**REQUIRED TASK:** Print out every record exactly as it appears.

**LISTING:**
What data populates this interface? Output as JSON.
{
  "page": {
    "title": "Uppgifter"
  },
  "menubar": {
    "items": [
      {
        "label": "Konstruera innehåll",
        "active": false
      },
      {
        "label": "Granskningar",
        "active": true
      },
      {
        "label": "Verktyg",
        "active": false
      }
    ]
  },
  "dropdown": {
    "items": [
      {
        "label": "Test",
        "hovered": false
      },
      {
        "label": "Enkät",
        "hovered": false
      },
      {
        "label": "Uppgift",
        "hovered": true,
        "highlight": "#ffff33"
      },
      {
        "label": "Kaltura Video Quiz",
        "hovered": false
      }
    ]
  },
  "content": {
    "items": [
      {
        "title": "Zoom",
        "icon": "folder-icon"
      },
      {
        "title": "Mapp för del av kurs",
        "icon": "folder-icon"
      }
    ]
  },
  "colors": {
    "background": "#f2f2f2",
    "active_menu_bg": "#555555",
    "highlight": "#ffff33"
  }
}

**THE SOLUTION:**
What data populates this interface? Output as JSON.
{
  "page": {
    "title": "Uppgifter"
  },
  "menubar": {
    "items": [
      {
        "label": "Konstruera innehåll",
        "active": false
      },
      {
        "label": "Granskningar",
        "active": true
      },
      {
        "label": "Verktyg",
        "active": false
      }
    ]
  },
  "dropdown": {
    "items": [
      {
        "label": "Test",
        "hovered": false
      },
      {
        "label": "Enkät",
        "hovered": false
      },
      {
        "label": "Uppgift",
        "hovered": true,
        "highlight": "#ffff33"
      },
      {
        "label": "Kaltura Video Quiz",
        "hovered": false
      }
    ]
  },
  "content": {
    "items": [
      {
        "title": "Zoom",
        "icon": "folder-icon"
      },
      {
        "title": "Mapp för del av kurs",
        "icon": "folder-icon"
      }
    ]
  },
  "colors": {
    "background": "#f2f2f2",
    "active_menu_bg": "#555555",
    "highlight": "#ffff33"
  }
}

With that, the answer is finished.